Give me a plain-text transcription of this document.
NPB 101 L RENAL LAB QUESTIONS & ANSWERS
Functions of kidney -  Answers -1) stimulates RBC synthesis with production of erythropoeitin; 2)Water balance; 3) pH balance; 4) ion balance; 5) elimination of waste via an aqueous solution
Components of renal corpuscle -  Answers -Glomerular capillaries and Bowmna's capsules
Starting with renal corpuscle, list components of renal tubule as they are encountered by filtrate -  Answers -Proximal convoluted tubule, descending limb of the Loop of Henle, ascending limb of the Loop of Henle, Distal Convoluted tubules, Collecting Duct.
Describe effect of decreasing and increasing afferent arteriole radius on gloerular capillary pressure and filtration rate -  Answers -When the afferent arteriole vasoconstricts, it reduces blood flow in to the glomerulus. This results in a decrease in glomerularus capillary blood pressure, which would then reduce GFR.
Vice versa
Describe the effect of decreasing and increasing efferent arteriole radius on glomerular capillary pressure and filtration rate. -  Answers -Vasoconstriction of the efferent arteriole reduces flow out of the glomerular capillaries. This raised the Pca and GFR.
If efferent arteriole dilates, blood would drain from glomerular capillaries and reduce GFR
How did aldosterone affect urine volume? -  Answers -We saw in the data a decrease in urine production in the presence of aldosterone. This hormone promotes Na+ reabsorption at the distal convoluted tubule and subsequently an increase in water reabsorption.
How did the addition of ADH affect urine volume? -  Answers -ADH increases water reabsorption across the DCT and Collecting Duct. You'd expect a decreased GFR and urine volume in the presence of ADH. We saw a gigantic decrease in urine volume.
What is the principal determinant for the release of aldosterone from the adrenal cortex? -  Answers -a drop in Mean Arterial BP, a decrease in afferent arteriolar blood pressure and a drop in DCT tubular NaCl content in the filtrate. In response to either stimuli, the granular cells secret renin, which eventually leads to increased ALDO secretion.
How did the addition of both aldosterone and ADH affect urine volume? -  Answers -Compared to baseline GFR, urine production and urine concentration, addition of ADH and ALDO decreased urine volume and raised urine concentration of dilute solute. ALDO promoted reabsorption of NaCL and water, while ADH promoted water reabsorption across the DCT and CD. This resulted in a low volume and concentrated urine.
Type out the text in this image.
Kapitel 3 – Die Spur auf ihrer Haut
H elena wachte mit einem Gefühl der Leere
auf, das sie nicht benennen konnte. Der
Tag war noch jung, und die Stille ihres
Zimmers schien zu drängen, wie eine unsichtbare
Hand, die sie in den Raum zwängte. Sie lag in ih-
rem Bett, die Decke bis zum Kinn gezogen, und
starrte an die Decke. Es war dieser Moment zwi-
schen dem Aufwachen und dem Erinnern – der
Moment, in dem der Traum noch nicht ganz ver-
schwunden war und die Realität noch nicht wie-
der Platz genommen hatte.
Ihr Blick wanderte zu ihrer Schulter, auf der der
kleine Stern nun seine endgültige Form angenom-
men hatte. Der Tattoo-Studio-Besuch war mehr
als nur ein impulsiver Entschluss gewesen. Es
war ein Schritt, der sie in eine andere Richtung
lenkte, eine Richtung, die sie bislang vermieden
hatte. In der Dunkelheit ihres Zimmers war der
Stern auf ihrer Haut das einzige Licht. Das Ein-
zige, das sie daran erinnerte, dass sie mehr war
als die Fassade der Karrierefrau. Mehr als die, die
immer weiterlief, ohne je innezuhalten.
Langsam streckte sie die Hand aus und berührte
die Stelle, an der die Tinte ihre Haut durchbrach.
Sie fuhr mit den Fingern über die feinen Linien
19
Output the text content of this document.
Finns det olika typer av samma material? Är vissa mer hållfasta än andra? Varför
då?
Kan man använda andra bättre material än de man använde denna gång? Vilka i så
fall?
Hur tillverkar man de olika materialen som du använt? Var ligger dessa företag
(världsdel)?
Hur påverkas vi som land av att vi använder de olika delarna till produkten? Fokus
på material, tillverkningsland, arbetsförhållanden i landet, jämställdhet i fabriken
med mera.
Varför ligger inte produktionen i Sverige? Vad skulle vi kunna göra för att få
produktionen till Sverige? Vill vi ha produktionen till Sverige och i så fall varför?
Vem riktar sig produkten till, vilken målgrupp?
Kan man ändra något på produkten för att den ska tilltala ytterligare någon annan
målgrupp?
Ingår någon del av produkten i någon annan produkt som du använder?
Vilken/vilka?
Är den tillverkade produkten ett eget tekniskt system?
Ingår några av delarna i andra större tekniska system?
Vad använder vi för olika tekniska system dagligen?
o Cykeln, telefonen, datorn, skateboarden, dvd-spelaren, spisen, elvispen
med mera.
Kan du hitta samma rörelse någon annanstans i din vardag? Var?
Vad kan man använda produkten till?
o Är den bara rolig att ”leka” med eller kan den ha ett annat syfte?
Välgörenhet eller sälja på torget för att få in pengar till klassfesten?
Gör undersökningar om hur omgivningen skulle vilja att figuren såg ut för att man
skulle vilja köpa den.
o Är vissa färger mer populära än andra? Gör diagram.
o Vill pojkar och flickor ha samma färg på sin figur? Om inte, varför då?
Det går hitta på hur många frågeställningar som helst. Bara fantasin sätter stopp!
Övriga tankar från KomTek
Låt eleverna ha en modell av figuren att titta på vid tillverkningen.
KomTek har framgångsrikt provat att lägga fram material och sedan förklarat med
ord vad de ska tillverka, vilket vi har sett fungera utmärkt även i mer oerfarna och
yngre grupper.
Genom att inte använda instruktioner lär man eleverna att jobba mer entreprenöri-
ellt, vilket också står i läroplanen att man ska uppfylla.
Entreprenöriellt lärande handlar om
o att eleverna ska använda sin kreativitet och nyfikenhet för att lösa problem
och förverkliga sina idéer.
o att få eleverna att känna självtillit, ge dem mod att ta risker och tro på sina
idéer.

====

## WHAT THE EXERCISE ASKS:
Looking at each line of the material above, tally those that hold the string "reduces" and give only the total.

## COMPLETED EXERCISE:
2